* **Exercise**:
Omit every picture and return the rest of the data unaltered.

— BEGIN Source material —

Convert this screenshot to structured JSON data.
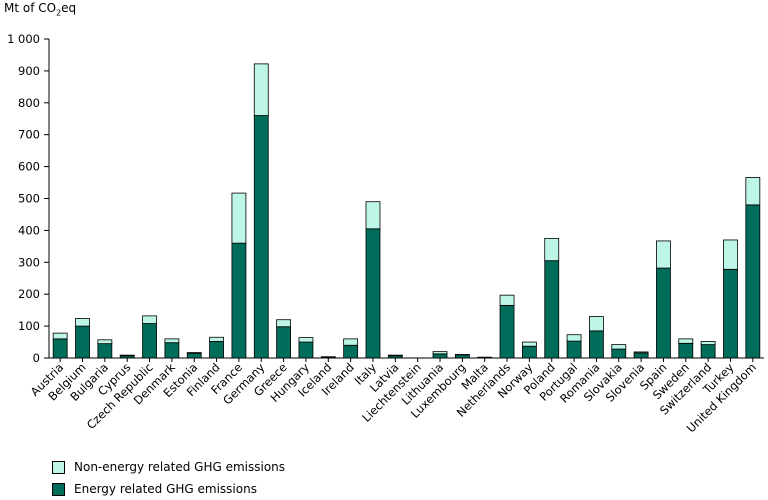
{
  "chart_data": {
    "type": "bar",
    "stacked": true,
    "ylabel_main": "Mt of CO",
    "ylabel_sub": "2",
    "ylabel_tail": "eq",
    "ylim": [
      0,
      1000
    ],
    "yticks": [
      "0",
      "100",
      "200",
      "300",
      "400",
      "500",
      "600",
      "700",
      "800",
      "900",
      "1 000"
    ],
    "ytick_values": [
      0,
      100,
      200,
      300,
      400,
      500,
      600,
      700,
      800,
      900,
      1000
    ],
    "grid": false,
    "categories": [
      "Austria",
      "Belgium",
      "Bulgaria",
      "Cyprus",
      "Czech Republic",
      "Denmark",
      "Estonia",
      "Finland",
      "France",
      "Germany",
      "Greece",
      "Hungary",
      "Iceland",
      "Ireland",
      "Italy",
      "Latvia",
      "Liechtenstein",
      "Lithuania",
      "Luxembourg",
      "Malta",
      "Netherlands",
      "Norway",
      "Poland",
      "Portugal",
      "Romania",
      "Slovakia",
      "Slovenia",
      "Spain",
      "Sweden",
      "Switzerland",
      "Turkey",
      "United Kingdom"
    ],
    "series": [
      {
        "name": "Energy related GHG emissions",
        "color": "#006c5a",
        "values": [
          60,
          100,
          45,
          7,
          108,
          48,
          15,
          52,
          360,
          760,
          98,
          50,
          3,
          40,
          405,
          7,
          0.3,
          13,
          10,
          2,
          165,
          37,
          305,
          53,
          85,
          28,
          16,
          282,
          46,
          42,
          278,
          480
        ]
      },
      {
        "name": "Non-energy related GHG emissions",
        "color": "#bdf5e6",
        "values": [
          18,
          24,
          12,
          2,
          24,
          12,
          2,
          13,
          157,
          162,
          22,
          14,
          1,
          20,
          85,
          2,
          0.1,
          7,
          1,
          0.5,
          32,
          13,
          70,
          20,
          45,
          14,
          3,
          85,
          14,
          10,
          92,
          86
        ]
      }
    ],
    "legend": {
      "placement": "bottom-left",
      "items": [
        "Non-energy related GHG emissions",
        "Energy related GHG emissions"
      ]
    }
  }
}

— END Source material —

* **Task output**:
Convert this screenshot to structured JSON data.
{
  "chart_data": {
    "type": "bar",
    "stacked": true,
    "ylabel_main": "Mt of CO",
    "ylabel_sub": "2",
    "ylabel_tail": "eq",
    "ylim": [
      0,
      1000
    ],
    "yticks": [
      "0",
      "100",
      "200",
      "300",
      "400",
      "500",
      "600",
      "700",
      "800",
      "900",
      "1 000"
    ],
    "ytick_values": [
      0,
      100,
      200,
      300,
      400,
      500,
      600,
      700,
      800,
      900,
      1000
    ],
    "grid": false,
    "categories": [
      "Austria",
      "Belgium",
      "Bulgaria",
      "Cyprus",
      "Czech Republic",
      "Denmark",
      "Estonia",
      "Finland",
      "France",
      "Germany",
      "Greece",
      "Hungary",
      "Iceland",
      "Ireland",
      "Italy",
      "Latvia",
      "Liechtenstein",
      "Lithuania",
      "Luxembourg",
      "Malta",
      "Netherlands",
      "Norway",
      "Poland",
      "Portugal",
      "Romania",
      "Slovakia",
      "Slovenia",
      "Spain",
      "Sweden",
      "Switzerland",
      "Turkey",
      "United Kingdom"
    ],
    "series": [
      {
        "name": "Energy related GHG emissions",
        "color": "#006c5a",
        "values": [
          60,
          100,
          45,
          7,
          108,
          48,
          15,
          52,
          360,
          760,
          98,
          50,
          3,
          40,
          405,
          7,
          0.3,
          13,
          10,
          2,
          165,
          37,
          305,
          53,
          85,
          28,
          16,
          282,
          46,
          42,
          278,
          480
        ]
      },
      {
        "name": "Non-energy related GHG emissions",
        "color": "#bdf5e6",
        "values": [
          18,
          24,
          12,
          2,
          24,
          12,
          2,
          13,
          157,
          162,
          22,
          14,
          1,
          20,
          85,
          2,
          0.1,
          7,
          1,
          0.5,
          32,
          13,
          70,
          20,
          45,
          14,
          3,
          85,
          14,
          10,
          92,
          86
        ]
      }
    ],
    "legend": {
      "placement": "bottom-left",
      "items": [
        "Non-energy related GHG emissions",
        "Energy related GHG emissions"
      ]
    }
  }
}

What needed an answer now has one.